====== Record list ======
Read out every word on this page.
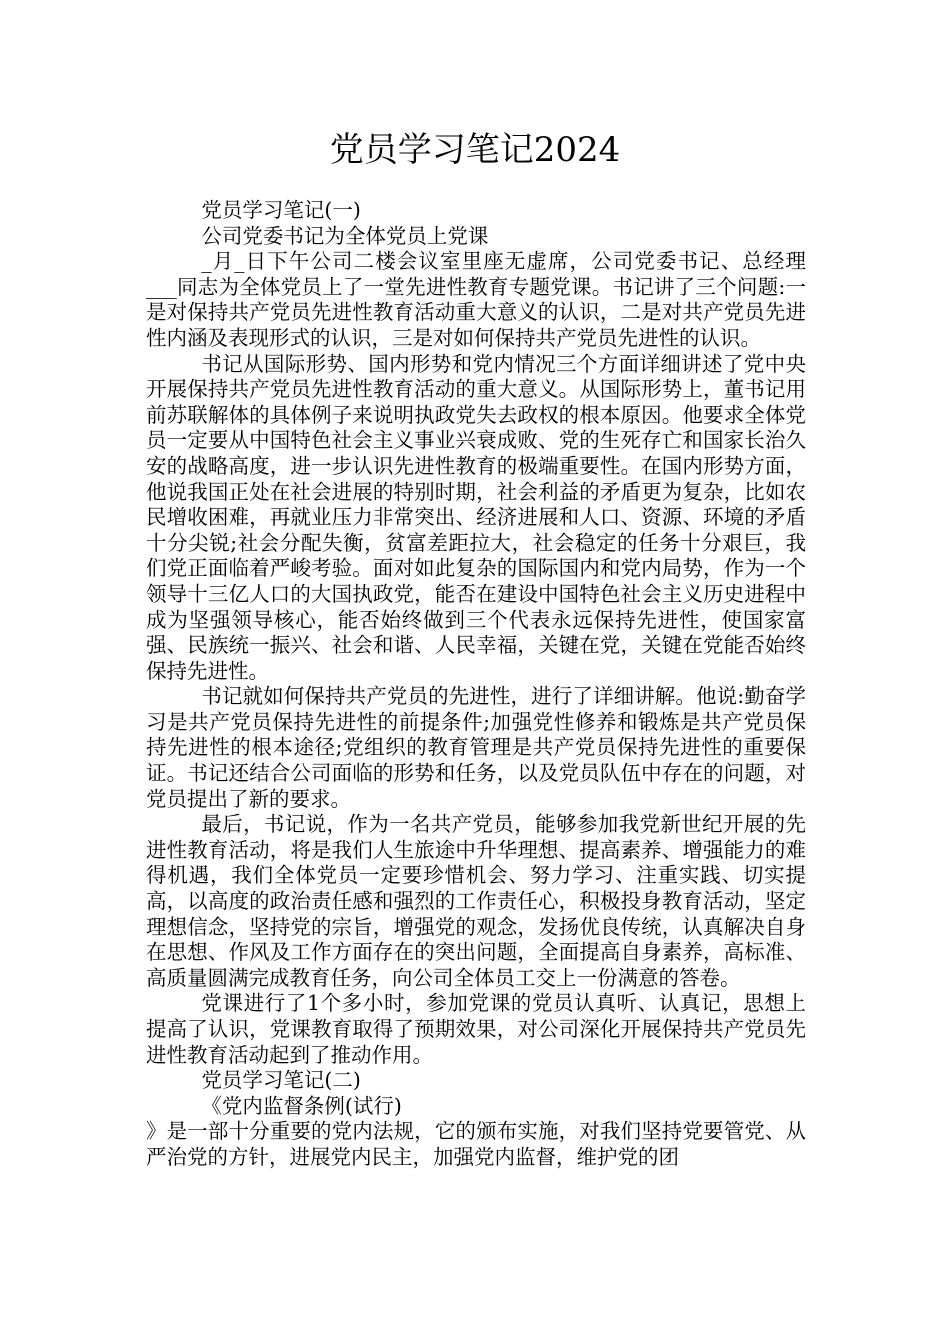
党员学习笔记2024

党员学习笔记(一)

公司党委书记为全体党员上党课

_月_日下午公司二楼会议室里座无虚席，公司党委书记、总经理___同志为全体党员上了一堂先进性教育专题党课。书记讲了三个问题:一是对保持共产党员先进性教育活动重大意义的认识，二是对共产党员先进性内涵及表现形式的认识，三是对如何保持共产党员先进性的认识。

书记从国际形势、国内形势和党内情况三个方面详细讲述了党中央开展保持共产党员先进性教育活动的重大意义。从国际形势上，董书记用前苏联解体的具体例子来说明执政党失去政权的根本原因。他要求全体党员一定要从中国特色社会主义事业兴衰成败、党的生死存亡和国家长治久安的战略高度，进一步认识先进性教育的极端重要性。在国内形势方面，他说我国正处在社会进展的特别时期，社会利益的矛盾更为复杂，比如农民增收困难，再就业压力非常突出、经济进展和人口、资源、环境的矛盾十分尖锐;社会分配失衡，贫富差距拉大，社会稳定的任务十分艰巨，我们党正面临着严峻考验。面对如此复杂的国际国内和党内局势，作为一个领导十三亿人口的大国执政党，能否在建设中国特色社会主义历史进程中成为坚强领导核心，能否始终做到三个代表永远保持先进性，使国家富强、民族统一振兴、社会和谐、人民幸福，关键在党，关键在党能否始终保持先进性。

书记就如何保持共产党员的先进性，进行了详细讲解。他说:勤奋学习是共产党员保持先进性的前提条件;加强党性修养和锻炼是共产党员保持先进性的根本途径;党组织的教育管理是共产党员保持先进性的重要保证。书记还结合公司面临的形势和任务，以及党员队伍中存在的问题，对党员提出了新的要求。

最后，书记说，作为一名共产党员，能够参加我党新世纪开展的先进性教育活动，将是我们人生旅途中升华理想、提高素养、增强能力的难得机遇，我们全体党员一定要珍惜机会、努力学习、注重实践、切实提高，以高度的政治责任感和强烈的工作责任心，积极投身教育活动，坚定理想信念，坚持党的宗旨，增强党的观念，发扬优良传统，认真解决自身在思想、作风及工作方面存在的突出问题，全面提高自身素养，高标准、高质量圆满完成教育任务，向公司全体员工交上一份满意的答卷。

党课进行了1个多小时，参加党课的党员认真听、认真记，思想上提高了认识，党课教育取得了预期效果，对公司深化开展保持共产党员先进性教育活动起到了推动作用。

党员学习笔记(二)

《党内监督条例(试行)

》是一部十分重要的党内法规，它的颁布实施，对我们坚持党要管党、从严治党的方针，进展党内民主，加强党内监督，维护党的团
======
Written task:
Reproduce all entries without any change, and omit the pictures.

Solution to this problem:
Read out every word on this page.
党员学习笔记2024

党员学习笔记(一)

公司党委书记为全体党员上党课

_月_日下午公司二楼会议室里座无虚席，公司党委书记、总经理___同志为全体党员上了一堂先进性教育专题党课。书记讲了三个问题:一是对保持共产党员先进性教育活动重大意义的认识，二是对共产党员先进性内涵及表现形式的认识，三是对如何保持共产党员先进性的认识。

书记从国际形势、国内形势和党内情况三个方面详细讲述了党中央开展保持共产党员先进性教育活动的重大意义。从国际形势上，董书记用前苏联解体的具体例子来说明执政党失去政权的根本原因。他要求全体党员一定要从中国特色社会主义事业兴衰成败、党的生死存亡和国家长治久安的战略高度，进一步认识先进性教育的极端重要性。在国内形势方面，他说我国正处在社会进展的特别时期，社会利益的矛盾更为复杂，比如农民增收困难，再就业压力非常突出、经济进展和人口、资源、环境的矛盾十分尖锐;社会分配失衡，贫富差距拉大，社会稳定的任务十分艰巨，我们党正面临着严峻考验。面对如此复杂的国际国内和党内局势，作为一个领导十三亿人口的大国执政党，能否在建设中国特色社会主义历史进程中成为坚强领导核心，能否始终做到三个代表永远保持先进性，使国家富强、民族统一振兴、社会和谐、人民幸福，关键在党，关键在党能否始终保持先进性。

书记就如何保持共产党员的先进性，进行了详细讲解。他说:勤奋学习是共产党员保持先进性的前提条件;加强党性修养和锻炼是共产党员保持先进性的根本途径;党组织的教育管理是共产党员保持先进性的重要保证。书记还结合公司面临的形势和任务，以及党员队伍中存在的问题，对党员提出了新的要求。

最后，书记说，作为一名共产党员，能够参加我党新世纪开展的先进性教育活动，将是我们人生旅途中升华理想、提高素养、增强能力的难得机遇，我们全体党员一定要珍惜机会、努力学习、注重实践、切实提高，以高度的政治责任感和强烈的工作责任心，积极投身教育活动，坚定理想信念，坚持党的宗旨，增强党的观念，发扬优良传统，认真解决自身在思想、作风及工作方面存在的突出问题，全面提高自身素养，高标准、高质量圆满完成教育任务，向公司全体员工交上一份满意的答卷。

党课进行了1个多小时，参加党课的党员认真听、认真记，思想上提高了认识，党课教育取得了预期效果，对公司深化开展保持共产党员先进性教育活动起到了推动作用。

党员学习笔记(二)

《党内监督条例(试行)

》是一部十分重要的党内法规，它的颁布实施，对我们坚持党要管党、从严治党的方针，进展党内民主，加强党内监督，维护党的团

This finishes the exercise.